>> Start EXTRACTED ENTRIES

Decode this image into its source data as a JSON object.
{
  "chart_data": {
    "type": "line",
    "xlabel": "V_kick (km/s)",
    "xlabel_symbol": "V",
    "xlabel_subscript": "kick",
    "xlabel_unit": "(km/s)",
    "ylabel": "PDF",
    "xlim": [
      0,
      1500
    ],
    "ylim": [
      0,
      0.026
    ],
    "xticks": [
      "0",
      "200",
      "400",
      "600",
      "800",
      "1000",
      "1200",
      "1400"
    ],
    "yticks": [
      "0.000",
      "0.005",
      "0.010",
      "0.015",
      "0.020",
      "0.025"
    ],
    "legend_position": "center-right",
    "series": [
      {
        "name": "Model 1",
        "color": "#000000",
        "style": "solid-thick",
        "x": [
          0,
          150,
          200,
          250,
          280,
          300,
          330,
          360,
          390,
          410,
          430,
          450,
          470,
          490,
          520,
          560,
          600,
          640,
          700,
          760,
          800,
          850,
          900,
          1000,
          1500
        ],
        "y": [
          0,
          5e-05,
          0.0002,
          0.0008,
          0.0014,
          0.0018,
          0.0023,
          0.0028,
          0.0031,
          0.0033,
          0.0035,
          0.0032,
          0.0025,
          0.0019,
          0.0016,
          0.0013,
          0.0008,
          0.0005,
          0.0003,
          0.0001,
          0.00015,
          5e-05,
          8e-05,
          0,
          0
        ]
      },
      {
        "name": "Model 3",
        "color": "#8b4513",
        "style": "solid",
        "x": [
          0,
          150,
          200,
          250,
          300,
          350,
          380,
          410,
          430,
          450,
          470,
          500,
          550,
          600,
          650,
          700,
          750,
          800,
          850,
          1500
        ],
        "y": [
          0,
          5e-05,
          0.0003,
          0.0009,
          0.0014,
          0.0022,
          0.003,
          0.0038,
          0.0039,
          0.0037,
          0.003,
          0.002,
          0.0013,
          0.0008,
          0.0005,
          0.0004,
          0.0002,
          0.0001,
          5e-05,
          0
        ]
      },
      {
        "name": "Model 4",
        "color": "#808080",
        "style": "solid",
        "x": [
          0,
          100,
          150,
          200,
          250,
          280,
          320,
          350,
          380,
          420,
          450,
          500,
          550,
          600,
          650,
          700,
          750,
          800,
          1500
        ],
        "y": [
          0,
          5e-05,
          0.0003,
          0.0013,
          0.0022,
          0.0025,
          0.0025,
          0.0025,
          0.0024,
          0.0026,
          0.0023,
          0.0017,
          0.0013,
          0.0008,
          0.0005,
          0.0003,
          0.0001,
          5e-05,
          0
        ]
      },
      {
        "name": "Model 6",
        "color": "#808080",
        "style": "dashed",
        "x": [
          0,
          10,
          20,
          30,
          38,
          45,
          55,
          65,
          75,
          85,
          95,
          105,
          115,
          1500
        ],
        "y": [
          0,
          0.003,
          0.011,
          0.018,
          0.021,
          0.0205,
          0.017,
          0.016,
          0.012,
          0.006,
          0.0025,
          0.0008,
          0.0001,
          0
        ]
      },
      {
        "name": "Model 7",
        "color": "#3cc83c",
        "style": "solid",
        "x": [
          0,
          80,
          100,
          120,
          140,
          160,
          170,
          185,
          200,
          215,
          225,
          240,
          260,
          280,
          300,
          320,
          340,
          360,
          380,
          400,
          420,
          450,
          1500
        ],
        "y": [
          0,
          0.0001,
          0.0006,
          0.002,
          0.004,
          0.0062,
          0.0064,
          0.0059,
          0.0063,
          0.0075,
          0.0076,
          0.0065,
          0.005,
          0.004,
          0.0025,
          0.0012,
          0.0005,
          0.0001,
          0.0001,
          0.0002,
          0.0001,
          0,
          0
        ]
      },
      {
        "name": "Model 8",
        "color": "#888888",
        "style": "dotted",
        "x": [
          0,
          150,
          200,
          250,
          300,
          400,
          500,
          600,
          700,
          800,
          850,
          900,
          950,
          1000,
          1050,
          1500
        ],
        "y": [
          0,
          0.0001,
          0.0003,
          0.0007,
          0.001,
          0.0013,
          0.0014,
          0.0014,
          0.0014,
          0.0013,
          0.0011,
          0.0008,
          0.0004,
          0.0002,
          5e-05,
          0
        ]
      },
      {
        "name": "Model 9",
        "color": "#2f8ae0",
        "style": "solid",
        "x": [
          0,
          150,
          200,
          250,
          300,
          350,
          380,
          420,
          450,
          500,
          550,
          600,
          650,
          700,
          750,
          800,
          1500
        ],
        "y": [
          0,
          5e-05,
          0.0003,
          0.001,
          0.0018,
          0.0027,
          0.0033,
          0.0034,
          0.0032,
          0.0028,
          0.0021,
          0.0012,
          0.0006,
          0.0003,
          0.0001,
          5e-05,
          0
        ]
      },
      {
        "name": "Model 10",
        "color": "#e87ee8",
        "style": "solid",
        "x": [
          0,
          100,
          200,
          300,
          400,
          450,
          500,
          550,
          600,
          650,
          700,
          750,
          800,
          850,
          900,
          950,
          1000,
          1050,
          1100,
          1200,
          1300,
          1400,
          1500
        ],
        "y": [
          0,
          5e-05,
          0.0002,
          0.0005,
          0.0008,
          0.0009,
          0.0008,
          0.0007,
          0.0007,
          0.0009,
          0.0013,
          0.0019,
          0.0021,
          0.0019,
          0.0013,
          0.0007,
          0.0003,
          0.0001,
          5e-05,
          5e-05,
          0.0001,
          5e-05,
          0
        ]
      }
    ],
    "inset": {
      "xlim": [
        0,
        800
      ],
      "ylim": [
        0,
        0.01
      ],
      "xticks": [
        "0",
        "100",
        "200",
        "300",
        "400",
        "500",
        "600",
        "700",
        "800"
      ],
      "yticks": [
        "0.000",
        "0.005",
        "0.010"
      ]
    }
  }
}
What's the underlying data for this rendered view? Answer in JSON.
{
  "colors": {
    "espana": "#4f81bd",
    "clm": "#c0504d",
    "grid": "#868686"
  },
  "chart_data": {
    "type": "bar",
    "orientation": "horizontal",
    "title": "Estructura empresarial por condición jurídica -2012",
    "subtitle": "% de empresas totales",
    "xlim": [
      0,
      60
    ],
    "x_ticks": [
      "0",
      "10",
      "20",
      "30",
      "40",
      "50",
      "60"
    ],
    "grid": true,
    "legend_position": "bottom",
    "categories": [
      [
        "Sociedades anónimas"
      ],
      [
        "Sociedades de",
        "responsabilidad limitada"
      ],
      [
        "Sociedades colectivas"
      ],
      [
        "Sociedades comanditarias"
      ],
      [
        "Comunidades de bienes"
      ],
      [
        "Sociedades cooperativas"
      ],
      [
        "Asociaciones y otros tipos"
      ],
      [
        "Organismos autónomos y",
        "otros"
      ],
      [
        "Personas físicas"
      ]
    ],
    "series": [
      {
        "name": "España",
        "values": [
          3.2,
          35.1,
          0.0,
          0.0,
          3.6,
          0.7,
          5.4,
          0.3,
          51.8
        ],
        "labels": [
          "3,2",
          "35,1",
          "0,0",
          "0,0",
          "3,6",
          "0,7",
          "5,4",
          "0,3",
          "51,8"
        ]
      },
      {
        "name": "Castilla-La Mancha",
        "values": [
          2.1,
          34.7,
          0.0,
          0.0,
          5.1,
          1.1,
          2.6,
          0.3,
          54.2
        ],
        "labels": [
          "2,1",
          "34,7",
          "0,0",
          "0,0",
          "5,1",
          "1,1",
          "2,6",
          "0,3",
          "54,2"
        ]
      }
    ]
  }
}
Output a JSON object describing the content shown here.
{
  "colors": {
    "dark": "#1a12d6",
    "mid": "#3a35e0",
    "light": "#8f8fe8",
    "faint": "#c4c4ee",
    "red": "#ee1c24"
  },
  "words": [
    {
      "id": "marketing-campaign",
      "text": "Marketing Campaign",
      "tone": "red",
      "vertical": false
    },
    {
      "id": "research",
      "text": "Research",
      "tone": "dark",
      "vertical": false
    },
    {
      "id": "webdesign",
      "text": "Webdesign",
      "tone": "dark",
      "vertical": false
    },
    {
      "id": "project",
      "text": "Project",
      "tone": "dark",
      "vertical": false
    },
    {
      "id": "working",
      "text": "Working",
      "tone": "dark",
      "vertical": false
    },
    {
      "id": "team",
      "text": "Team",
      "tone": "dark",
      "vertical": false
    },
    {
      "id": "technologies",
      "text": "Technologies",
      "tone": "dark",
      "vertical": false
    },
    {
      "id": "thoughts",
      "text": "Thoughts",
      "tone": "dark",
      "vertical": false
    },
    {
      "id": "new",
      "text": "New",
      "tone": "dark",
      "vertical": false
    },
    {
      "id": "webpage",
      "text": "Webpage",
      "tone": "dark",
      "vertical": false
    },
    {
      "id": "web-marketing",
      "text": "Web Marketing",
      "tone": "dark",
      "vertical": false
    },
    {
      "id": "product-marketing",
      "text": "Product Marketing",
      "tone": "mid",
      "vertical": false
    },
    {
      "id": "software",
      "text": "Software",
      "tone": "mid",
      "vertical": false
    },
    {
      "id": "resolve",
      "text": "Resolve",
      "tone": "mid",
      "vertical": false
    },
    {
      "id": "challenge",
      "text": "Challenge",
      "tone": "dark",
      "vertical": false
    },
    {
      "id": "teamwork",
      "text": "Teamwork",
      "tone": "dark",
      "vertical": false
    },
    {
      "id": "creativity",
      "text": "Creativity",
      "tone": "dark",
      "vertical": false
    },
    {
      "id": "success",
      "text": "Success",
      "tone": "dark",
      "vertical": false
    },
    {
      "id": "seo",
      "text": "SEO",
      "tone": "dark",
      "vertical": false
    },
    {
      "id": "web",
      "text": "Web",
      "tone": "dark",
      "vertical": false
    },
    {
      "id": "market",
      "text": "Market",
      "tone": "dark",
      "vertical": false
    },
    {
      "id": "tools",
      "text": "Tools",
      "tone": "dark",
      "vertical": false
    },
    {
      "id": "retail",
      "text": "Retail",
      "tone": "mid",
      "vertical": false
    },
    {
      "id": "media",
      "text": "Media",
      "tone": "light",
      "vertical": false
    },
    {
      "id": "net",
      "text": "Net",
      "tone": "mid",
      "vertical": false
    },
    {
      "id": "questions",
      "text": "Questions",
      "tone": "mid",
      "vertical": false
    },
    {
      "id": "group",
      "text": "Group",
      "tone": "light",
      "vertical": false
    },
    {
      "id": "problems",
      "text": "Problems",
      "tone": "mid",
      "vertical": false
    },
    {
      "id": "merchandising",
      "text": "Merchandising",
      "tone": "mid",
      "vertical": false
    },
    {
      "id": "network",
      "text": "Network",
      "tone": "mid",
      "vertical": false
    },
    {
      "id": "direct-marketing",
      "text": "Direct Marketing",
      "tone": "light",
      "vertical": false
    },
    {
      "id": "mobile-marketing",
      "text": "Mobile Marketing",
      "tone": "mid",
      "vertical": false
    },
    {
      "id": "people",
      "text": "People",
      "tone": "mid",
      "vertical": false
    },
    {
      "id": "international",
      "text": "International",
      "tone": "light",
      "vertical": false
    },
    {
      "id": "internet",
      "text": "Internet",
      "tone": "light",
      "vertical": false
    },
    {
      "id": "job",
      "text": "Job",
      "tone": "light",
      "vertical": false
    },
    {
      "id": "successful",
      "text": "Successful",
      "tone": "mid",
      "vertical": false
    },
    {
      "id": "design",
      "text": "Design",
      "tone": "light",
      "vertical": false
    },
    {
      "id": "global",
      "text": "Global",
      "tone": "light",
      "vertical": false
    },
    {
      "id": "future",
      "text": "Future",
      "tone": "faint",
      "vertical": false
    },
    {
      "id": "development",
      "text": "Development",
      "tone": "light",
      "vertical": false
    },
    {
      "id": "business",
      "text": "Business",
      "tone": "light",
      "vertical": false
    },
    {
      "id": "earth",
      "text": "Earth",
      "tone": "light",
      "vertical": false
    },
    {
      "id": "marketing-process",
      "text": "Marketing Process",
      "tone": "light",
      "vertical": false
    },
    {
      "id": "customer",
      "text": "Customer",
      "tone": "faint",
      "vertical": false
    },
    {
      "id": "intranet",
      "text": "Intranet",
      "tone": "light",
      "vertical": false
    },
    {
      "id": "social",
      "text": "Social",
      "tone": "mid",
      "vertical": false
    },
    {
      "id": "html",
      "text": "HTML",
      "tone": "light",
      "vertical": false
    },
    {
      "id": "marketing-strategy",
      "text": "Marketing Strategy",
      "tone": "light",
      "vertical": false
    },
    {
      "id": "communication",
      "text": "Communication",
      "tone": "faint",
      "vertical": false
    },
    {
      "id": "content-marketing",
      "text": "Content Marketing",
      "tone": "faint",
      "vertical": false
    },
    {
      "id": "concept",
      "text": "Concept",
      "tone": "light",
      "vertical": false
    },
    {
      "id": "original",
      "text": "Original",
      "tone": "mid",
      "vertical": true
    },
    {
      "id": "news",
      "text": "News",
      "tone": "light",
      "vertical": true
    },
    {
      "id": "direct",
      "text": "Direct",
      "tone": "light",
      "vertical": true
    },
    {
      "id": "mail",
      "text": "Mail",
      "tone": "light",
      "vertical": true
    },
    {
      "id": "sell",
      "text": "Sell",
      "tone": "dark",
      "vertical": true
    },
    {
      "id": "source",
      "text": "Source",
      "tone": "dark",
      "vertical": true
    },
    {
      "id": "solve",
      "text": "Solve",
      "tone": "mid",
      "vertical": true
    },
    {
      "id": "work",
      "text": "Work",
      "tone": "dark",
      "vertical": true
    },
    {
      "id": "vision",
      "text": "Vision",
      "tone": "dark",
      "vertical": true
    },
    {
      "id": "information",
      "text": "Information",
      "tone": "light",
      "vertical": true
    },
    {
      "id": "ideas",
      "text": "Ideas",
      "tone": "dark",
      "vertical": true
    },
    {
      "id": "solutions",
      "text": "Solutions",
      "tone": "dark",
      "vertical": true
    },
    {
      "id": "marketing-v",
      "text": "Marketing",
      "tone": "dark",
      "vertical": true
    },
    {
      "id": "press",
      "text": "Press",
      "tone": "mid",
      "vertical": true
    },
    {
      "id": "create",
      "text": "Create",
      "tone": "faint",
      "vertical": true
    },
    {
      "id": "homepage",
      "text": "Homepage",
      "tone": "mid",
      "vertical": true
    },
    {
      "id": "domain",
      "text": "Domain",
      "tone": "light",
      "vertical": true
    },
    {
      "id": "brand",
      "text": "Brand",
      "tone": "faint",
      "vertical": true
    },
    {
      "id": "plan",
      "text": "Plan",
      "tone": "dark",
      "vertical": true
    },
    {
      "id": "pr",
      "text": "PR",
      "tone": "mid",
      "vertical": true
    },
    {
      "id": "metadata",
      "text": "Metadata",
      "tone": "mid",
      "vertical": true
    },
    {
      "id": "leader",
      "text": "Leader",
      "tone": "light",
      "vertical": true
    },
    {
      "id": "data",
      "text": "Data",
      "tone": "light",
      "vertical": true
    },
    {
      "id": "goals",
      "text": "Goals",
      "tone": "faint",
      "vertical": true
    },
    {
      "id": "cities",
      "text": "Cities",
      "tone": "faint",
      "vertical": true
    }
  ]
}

>> End EXTRACTED ENTRIES

WORK TO DO:
Search the lines for "Sociedades". Copy each line that has it.

EXERCISE RESPONSE:
        "Sociedades anónimas"
        "Sociedades de",
        "Sociedades colectivas"
        "Sociedades comanditarias"
        "Sociedades cooperativas"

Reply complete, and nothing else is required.